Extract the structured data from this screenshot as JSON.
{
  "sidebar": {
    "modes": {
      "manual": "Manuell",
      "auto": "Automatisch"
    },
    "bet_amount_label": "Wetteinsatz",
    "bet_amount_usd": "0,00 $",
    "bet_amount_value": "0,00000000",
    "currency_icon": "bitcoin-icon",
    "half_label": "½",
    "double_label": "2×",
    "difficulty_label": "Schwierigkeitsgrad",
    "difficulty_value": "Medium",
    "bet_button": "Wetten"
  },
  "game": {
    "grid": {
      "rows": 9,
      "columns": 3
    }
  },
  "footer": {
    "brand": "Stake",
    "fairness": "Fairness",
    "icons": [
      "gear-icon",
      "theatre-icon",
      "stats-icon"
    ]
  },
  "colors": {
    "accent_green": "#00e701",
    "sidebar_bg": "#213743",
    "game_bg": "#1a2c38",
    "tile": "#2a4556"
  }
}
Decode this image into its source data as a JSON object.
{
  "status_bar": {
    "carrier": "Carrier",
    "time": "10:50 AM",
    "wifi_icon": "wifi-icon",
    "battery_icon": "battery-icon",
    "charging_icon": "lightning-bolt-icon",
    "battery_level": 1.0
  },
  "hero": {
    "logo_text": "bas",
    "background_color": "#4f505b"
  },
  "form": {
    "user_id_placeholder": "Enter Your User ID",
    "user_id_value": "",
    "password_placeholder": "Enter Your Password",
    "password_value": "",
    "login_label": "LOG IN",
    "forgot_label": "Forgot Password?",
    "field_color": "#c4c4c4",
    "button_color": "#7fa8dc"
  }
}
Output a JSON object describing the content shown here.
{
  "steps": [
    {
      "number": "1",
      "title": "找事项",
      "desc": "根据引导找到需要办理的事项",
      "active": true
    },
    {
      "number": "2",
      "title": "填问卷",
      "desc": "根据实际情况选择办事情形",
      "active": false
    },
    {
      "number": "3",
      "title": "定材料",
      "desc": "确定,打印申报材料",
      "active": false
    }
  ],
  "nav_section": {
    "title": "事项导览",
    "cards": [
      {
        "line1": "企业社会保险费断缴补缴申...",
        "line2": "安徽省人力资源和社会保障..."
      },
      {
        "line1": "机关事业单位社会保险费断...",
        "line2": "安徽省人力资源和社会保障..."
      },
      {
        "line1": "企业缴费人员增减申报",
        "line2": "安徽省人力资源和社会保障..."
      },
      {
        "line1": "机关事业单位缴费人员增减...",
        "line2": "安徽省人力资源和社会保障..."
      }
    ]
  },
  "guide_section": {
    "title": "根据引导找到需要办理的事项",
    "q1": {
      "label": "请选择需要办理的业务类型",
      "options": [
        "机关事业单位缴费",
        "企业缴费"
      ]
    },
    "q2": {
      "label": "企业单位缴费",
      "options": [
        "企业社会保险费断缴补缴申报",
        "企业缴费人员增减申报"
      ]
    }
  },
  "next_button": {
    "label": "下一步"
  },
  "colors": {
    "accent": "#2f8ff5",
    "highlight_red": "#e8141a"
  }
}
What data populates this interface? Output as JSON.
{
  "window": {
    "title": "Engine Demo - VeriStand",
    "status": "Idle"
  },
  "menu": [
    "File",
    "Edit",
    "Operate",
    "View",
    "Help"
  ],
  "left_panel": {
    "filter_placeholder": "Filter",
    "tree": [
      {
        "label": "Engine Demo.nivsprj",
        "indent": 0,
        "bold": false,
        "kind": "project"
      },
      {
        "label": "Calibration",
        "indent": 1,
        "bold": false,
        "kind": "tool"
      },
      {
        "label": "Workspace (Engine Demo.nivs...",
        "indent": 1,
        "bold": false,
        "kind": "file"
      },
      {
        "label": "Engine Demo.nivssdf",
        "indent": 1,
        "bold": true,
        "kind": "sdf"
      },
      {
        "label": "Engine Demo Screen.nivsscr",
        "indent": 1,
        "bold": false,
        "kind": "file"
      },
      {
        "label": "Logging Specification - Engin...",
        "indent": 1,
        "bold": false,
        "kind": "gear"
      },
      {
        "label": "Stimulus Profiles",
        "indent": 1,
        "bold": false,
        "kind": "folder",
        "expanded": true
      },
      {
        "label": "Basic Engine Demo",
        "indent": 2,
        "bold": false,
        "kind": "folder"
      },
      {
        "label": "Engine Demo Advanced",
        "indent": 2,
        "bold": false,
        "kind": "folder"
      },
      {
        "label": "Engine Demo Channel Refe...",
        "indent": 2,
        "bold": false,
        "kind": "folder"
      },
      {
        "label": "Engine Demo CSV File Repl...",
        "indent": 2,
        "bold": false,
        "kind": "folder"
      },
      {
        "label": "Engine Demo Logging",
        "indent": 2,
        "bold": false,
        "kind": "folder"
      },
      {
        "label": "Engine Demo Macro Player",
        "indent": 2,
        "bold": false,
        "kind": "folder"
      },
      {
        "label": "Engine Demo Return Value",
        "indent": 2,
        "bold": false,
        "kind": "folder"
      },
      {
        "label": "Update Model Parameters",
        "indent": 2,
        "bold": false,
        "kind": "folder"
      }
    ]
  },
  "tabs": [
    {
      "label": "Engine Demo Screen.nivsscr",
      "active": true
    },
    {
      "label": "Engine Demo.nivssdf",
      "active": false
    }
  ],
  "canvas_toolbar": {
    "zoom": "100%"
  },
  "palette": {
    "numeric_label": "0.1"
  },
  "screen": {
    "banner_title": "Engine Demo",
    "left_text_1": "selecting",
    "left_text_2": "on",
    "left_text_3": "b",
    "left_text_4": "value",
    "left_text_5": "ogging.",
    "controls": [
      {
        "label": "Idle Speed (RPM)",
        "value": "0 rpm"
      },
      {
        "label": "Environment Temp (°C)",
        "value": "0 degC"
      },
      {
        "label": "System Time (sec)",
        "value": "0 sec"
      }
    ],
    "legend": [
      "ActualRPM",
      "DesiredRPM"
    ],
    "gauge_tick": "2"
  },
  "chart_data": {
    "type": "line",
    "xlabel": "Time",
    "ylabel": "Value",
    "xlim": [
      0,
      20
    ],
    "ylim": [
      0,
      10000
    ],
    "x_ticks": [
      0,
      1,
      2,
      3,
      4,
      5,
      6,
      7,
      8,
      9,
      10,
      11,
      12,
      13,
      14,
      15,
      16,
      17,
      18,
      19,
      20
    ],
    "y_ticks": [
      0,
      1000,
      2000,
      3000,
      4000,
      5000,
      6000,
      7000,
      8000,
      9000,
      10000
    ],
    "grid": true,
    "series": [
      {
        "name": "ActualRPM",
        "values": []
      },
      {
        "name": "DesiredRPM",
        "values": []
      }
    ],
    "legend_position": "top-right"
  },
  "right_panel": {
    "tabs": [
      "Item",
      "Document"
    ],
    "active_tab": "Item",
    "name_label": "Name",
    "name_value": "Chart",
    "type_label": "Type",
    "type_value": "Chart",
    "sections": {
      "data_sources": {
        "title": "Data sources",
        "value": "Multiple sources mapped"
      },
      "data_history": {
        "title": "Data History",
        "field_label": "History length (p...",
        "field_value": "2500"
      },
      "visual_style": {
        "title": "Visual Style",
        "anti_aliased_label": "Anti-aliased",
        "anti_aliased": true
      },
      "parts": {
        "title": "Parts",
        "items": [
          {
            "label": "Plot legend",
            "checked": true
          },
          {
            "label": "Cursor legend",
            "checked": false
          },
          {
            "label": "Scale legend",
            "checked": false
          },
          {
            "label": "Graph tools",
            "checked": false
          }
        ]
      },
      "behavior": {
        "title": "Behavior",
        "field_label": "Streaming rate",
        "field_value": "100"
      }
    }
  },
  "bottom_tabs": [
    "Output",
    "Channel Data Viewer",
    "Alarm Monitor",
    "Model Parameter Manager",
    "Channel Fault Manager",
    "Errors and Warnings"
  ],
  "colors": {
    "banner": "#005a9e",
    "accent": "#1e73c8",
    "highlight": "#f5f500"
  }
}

[To be done] Extract the complete listing above, reproducing each line exactly.

[Exercise output]
Extract the structured data from this screenshot as JSON.
{
  "sidebar": {
    "modes": {
      "manual": "Manuell",
      "auto": "Automatisch"
    },
    "bet_amount_label": "Wetteinsatz",
    "bet_amount_usd": "0,00 $",
    "bet_amount_value": "0,00000000",
    "currency_icon": "bitcoin-icon",
    "half_label": "½",
    "double_label": "2×",
    "difficulty_label": "Schwierigkeitsgrad",
    "difficulty_value": "Medium",
    "bet_button": "Wetten"
  },
  "game": {
    "grid": {
      "rows": 9,
      "columns": 3
    }
  },
  "footer": {
    "brand": "Stake",
    "fairness": "Fairness",
    "icons": [
      "gear-icon",
      "theatre-icon",
      "stats-icon"
    ]
  },
  "colors": {
    "accent_green": "#00e701",
    "sidebar_bg": "#213743",
    "game_bg": "#1a2c38",
    "tile": "#2a4556"
  }
}
Decode this image into its source data as a JSON object.
{
  "status_bar": {
    "carrier": "Carrier",
    "time": "10:50 AM",
    "wifi_icon": "wifi-icon",
    "battery_icon": "battery-icon",
    "charging_icon": "lightning-bolt-icon",
    "battery_level": 1.0
  },
  "hero": {
    "logo_text": "bas",
    "background_color": "#4f505b"
  },
  "form": {
    "user_id_placeholder": "Enter Your User ID",
    "user_id_value": "",
    "password_placeholder": "Enter Your Password",
    "password_value": "",
    "login_label": "LOG IN",
    "forgot_label": "Forgot Password?",
    "field_color": "#c4c4c4",
    "button_color": "#7fa8dc"
  }
}
Output a JSON object describing the content shown here.
{
  "steps": [
    {
      "number": "1",
      "title": "找事项",
      "desc": "根据引导找到需要办理的事项",
      "active": true
    },
    {
      "number": "2",
      "title": "填问卷",
      "desc": "根据实际情况选择办事情形",
      "active": false
    },
    {
      "number": "3",
      "title": "定材料",
      "desc": "确定,打印申报材料",
      "active": false
    }
  ],
  "nav_section": {
    "title": "事项导览",
    "cards": [
      {
        "line1": "企业社会保险费断缴补缴申...",
        "line2": "安徽省人力资源和社会保障..."
      },
      {
        "line1": "机关事业单位社会保险费断...",
        "line2": "安徽省人力资源和社会保障..."
      },
      {
        "line1": "企业缴费人员增减申报",
        "line2": "安徽省人力资源和社会保障..."
      },
      {
        "line1": "机关事业单位缴费人员增减...",
        "line2": "安徽省人力资源和社会保障..."
      }
    ]
  },
  "guide_section": {
    "title": "根据引导找到需要办理的事项",
    "q1": {
      "label": "请选择需要办理的业务类型",
      "options": [
        "机关事业单位缴费",
        "企业缴费"
      ]
    },
    "q2": {
      "label": "企业单位缴费",
      "options": [
        "企业社会保险费断缴补缴申报",
        "企业缴费人员增减申报"
      ]
    }
  },
  "next_button": {
    "label": "下一步"
  },
  "colors": {
    "accent": "#2f8ff5",
    "highlight_red": "#e8141a"
  }
}
What data populates this interface? Output as JSON.
{
  "window": {
    "title": "Engine Demo - VeriStand",
    "status": "Idle"
  },
  "menu": [
    "File",
    "Edit",
    "Operate",
    "View",
    "Help"
  ],
  "left_panel": {
    "filter_placeholder": "Filter",
    "tree": [
      {
        "label": "Engine Demo.nivsprj",
        "indent": 0,
        "bold": false,
        "kind": "project"
      },
      {
        "label": "Calibration",
        "indent": 1,
        "bold": false,
        "kind": "tool"
      },
      {
        "label": "Workspace (Engine Demo.nivs...",
        "indent": 1,
        "bold": false,
        "kind": "file"
      },
      {
        "label": "Engine Demo.nivssdf",
        "indent": 1,
        "bold": true,
        "kind": "sdf"
      },
      {
        "label": "Engine Demo Screen.nivsscr",
        "indent": 1,
        "bold": false,
        "kind": "file"
      },
      {
        "label": "Logging Specification - Engin...",
        "indent": 1,
        "bold": false,
        "kind": "gear"
      },
      {
        "label": "Stimulus Profiles",
        "indent": 1,
        "bold": false,
        "kind": "folder",
        "expanded": true
      },
      {
        "label": "Basic Engine Demo",
        "indent": 2,
        "bold": false,
        "kind": "folder"
      },
      {
        "label": "Engine Demo Advanced",
        "indent": 2,
        "bold": false,
        "kind": "folder"
      },
      {
        "label": "Engine Demo Channel Refe...",
        "indent": 2,
        "bold": false,
        "kind": "folder"
      },
      {
        "label": "Engine Demo CSV File Repl...",
        "indent": 2,
        "bold": false,
        "kind": "folder"
      },
      {
        "label": "Engine Demo Logging",
        "indent": 2,
        "bold": false,
        "kind": "folder"
      },
      {
        "label": "Engine Demo Macro Player",
        "indent": 2,
        "bold": false,
        "kind": "folder"
      },
      {
        "label": "Engine Demo Return Value",
        "indent": 2,
        "bold": false,
        "kind": "folder"
      },
      {
        "label": "Update Model Parameters",
        "indent": 2,
        "bold": false,
        "kind": "folder"
      }
    ]
  },
  "tabs": [
    {
      "label": "Engine Demo Screen.nivsscr",
      "active": true
    },
    {
      "label": "Engine Demo.nivssdf",
      "active": false
    }
  ],
  "canvas_toolbar": {
    "zoom": "100%"
  },
  "palette": {
    "numeric_label": "0.1"
  },
  "screen": {
    "banner_title": "Engine Demo",
    "left_text_1": "selecting",
    "left_text_2": "on",
    "left_text_3": "b",
    "left_text_4": "value",
    "left_text_5": "ogging.",
    "controls": [
      {
        "label": "Idle Speed (RPM)",
        "value": "0 rpm"
      },
      {
        "label": "Environment Temp (°C)",
        "value": "0 degC"
      },
      {
        "label": "System Time (sec)",
        "value": "0 sec"
      }
    ],
    "legend": [
      "ActualRPM",
      "DesiredRPM"
    ],
    "gauge_tick": "2"
  },
  "chart_data": {
    "type": "line",
    "xlabel": "Time",
    "ylabel": "Value",
    "xlim": [
      0,
      20
    ],
    "ylim": [
      0,
      10000
    ],
    "x_ticks": [
      0,
      1,
      2,
      3,
      4,
      5,
      6,
      7,
      8,
      9,
      10,
      11,
      12,
      13,
      14,
      15,
      16,
      17,
      18,
      19,
      20
    ],
    "y_ticks": [
      0,
      1000,
      2000,
      3000,
      4000,
      5000,
      6000,
      7000,
      8000,
      9000,
      10000
    ],
    "grid": true,
    "series": [
      {
        "name": "ActualRPM",
        "values": []
      },
      {
        "name": "DesiredRPM",
        "values": []
      }
    ],
    "legend_position": "top-right"
  },
  "right_panel": {
    "tabs": [
      "Item",
      "Document"
    ],
    "active_tab": "Item",
    "name_label": "Name",
    "name_value": "Chart",
    "type_label": "Type",
    "type_value": "Chart",
    "sections": {
      "data_sources": {
        "title": "Data sources",
        "value": "Multiple sources mapped"
      },
      "data_history": {
        "title": "Data History",
        "field_label": "History length (p...",
        "field_value": "2500"
      },
      "visual_style": {
        "title": "Visual Style",
        "anti_aliased_label": "Anti-aliased",
        "anti_aliased": true
      },
      "parts": {
        "title": "Parts",
        "items": [
          {
            "label": "Plot legend",
            "checked": true
          },
          {
            "label": "Cursor legend",
            "checked": false
          },
          {
            "label": "Scale legend",
            "checked": false
          },
          {
            "label": "Graph tools",
            "checked": false
          }
        ]
      },
      "behavior": {
        "title": "Behavior",
        "field_label": "Streaming rate",
        "field_value": "100"
      }
    }
  },
  "bottom_tabs": [
    "Output",
    "Channel Data Viewer",
    "Alarm Monitor",
    "Model Parameter Manager",
    "Channel Fault Manager",
    "Errors and Warnings"
  ],
  "colors": {
    "banner": "#005a9e",
    "accent": "#1e73c8",
    "highlight": "#f5f500"
  }
}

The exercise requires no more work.